Assuming that data providers will allow their information to be made publicly available to all users, we intend to make their information world readable. In short, users will be able to download individual records or a dump of one or more of all the data sets. Data will be updated by providers and then distributed to mirrors each night by automated scripts.
We will establish security procedures to assure that only authorized data providers can upload and modify files in the warehouse. We will also establish a feedback mechanism that will enable any web user to send comments on individual records to data providers. This feedback mechanism will rely on the system maintaining a permanent, globally unique identifier for each record.
The data warehouses will only store information on species interactions and associations. They will not store locality information on rare and endangered species or other sensitive information that should not be made publicly available. We envision that access to such geographic information will be controlled by data providers such as GBIF or other modules within the ALA. Thus, the warehouses will provide information about species names, their interactions, and associates, but not all associated data such as contained in specimen based Darwin Core records.

● ● ●

→ Set problem A: Please rewrite the part of the passage on the data warehouses that opens with the words containing "Assuming that data" and closes with "for each record.", putting "comment system" in place of "feedback mechanism".
→ Set problem B: Decide whether each statement agrees with the passage on the data warehouses, answering yes or no and quoting the words of the passage that settle it. (i) Data will be sent to mirrors once a week. (ii) Only authorized data providers will be able to upload and modify files in the warehouse. (iii) The warehouses will hold locality information on rare and endangered species.

→ Entries provided:
● ● ●

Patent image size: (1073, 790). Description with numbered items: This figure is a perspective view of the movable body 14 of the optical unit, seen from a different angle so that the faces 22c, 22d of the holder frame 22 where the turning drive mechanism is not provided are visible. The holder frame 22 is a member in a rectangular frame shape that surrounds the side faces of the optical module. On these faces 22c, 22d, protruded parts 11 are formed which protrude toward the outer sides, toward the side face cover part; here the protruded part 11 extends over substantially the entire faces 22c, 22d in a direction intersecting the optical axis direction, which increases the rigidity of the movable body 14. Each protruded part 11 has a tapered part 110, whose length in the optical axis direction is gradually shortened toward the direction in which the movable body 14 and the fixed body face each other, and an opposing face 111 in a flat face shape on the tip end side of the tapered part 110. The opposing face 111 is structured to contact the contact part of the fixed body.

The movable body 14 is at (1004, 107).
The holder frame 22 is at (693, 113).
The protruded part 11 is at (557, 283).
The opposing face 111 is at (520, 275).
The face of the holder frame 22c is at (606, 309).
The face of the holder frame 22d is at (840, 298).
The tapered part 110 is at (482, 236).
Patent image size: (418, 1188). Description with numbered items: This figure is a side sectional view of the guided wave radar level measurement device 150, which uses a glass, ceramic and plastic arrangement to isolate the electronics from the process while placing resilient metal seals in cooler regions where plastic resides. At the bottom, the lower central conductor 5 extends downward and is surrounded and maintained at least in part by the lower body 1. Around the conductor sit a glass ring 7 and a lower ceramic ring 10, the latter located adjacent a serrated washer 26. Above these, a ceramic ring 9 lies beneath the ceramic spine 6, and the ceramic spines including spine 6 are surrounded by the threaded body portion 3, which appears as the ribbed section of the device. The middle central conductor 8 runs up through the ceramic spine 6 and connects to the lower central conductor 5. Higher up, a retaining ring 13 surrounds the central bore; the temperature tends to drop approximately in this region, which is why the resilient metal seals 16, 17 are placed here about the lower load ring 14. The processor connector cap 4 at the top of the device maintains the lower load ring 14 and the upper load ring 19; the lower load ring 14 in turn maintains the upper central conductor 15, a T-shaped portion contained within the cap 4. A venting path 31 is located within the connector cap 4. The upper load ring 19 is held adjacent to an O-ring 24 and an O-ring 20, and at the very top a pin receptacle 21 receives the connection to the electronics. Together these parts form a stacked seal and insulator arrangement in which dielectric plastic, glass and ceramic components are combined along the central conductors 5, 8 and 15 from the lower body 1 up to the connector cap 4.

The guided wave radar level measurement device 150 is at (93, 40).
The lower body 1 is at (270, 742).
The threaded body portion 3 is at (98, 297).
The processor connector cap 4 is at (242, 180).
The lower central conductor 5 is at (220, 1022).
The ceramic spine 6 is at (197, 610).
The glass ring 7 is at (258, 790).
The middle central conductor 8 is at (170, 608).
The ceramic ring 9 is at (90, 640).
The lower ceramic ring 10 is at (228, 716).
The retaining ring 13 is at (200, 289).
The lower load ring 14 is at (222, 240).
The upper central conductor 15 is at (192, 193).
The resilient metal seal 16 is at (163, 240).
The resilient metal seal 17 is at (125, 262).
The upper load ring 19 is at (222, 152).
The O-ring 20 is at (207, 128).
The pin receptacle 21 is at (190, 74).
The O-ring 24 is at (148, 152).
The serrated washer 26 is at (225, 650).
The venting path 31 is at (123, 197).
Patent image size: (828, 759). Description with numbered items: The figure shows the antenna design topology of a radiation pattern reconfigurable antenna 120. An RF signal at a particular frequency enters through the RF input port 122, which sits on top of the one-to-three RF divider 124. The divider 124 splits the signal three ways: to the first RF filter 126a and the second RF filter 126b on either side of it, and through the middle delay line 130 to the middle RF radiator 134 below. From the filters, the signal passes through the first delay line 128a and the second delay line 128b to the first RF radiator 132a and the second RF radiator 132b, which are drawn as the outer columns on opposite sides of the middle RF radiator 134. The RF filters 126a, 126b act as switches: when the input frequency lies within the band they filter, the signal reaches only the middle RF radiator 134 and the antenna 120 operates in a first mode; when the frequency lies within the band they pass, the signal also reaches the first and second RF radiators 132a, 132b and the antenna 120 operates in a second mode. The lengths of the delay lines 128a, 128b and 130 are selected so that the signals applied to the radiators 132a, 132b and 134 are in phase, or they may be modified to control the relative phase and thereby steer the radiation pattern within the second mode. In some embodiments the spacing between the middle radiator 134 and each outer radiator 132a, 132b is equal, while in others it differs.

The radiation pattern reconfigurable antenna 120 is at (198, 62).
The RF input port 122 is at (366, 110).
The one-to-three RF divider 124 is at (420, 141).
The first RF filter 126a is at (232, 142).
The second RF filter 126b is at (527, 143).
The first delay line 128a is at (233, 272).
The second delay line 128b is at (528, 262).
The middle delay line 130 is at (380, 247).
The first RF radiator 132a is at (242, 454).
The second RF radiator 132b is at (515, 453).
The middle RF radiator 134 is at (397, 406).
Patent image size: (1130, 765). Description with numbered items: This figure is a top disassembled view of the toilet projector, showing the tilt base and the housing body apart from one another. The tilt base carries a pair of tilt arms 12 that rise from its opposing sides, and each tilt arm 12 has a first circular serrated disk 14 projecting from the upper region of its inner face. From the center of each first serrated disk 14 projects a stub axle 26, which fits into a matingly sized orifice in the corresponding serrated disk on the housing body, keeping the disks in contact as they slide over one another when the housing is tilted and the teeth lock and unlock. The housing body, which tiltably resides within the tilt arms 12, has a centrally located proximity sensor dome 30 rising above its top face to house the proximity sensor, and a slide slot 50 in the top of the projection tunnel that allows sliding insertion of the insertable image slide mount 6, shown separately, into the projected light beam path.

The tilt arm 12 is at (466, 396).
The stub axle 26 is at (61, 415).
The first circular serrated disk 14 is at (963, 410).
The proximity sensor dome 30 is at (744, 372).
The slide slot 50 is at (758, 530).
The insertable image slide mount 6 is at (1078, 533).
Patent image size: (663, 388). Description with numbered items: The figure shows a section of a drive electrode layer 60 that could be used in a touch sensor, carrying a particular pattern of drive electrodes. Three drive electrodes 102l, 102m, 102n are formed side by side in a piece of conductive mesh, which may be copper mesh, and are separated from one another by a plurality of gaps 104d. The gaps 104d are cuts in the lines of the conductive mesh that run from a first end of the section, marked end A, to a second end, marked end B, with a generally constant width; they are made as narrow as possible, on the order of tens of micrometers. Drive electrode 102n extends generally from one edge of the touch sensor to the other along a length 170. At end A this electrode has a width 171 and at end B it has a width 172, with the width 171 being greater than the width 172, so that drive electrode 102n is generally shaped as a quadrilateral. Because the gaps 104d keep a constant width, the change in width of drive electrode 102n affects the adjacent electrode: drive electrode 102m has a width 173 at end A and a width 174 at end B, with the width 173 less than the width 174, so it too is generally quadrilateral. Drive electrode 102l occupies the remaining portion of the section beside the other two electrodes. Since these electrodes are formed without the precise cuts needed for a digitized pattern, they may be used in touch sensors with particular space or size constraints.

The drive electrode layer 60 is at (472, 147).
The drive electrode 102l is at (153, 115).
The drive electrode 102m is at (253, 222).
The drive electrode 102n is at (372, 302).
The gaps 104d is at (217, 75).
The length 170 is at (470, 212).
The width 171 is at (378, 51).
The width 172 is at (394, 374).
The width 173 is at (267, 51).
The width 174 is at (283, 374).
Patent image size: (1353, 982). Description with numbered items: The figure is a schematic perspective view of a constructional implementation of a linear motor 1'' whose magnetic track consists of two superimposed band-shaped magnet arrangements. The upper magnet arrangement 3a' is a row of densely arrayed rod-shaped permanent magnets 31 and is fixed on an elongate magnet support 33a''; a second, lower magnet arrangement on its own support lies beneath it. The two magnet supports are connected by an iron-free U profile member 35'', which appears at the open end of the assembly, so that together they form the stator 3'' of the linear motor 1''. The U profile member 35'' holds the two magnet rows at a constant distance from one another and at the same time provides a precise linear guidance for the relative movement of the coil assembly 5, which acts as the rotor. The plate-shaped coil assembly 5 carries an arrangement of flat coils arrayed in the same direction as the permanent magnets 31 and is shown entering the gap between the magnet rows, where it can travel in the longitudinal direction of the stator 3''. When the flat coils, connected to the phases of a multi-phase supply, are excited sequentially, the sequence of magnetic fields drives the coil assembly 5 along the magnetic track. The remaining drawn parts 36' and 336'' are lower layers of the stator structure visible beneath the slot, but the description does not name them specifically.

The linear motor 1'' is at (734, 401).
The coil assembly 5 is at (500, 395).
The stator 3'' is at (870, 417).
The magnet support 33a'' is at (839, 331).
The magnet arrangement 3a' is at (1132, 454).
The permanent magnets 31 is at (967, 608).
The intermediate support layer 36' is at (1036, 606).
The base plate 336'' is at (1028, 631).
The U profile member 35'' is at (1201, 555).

● ● ●

→ Exercise answer A:
Assuming that data providers will allow their information to be made publicly available to all users, we intend to make their information world readable. In short, users will be able to download individual records or a dump of one or more of all the data sets. Data will be updated by providers and then distributed to mirrors each night by automated scripts.
We will establish security procedures to assure that only authorized data providers can upload and modify files in the warehouse. We will also establish a comment system that will enable any web user to send comments on individual records to data providers. This comment system will rely on the system maintaining a permanent, globally unique identifier for each record.

→ Exercise answer B:
(i) No: "distributed to mirrors each night by automated scripts"
(ii) Yes: "assure that only authorized data providers can upload and modify files in the warehouse"
(iii) No: "They will not store locality information on rare and endangered species"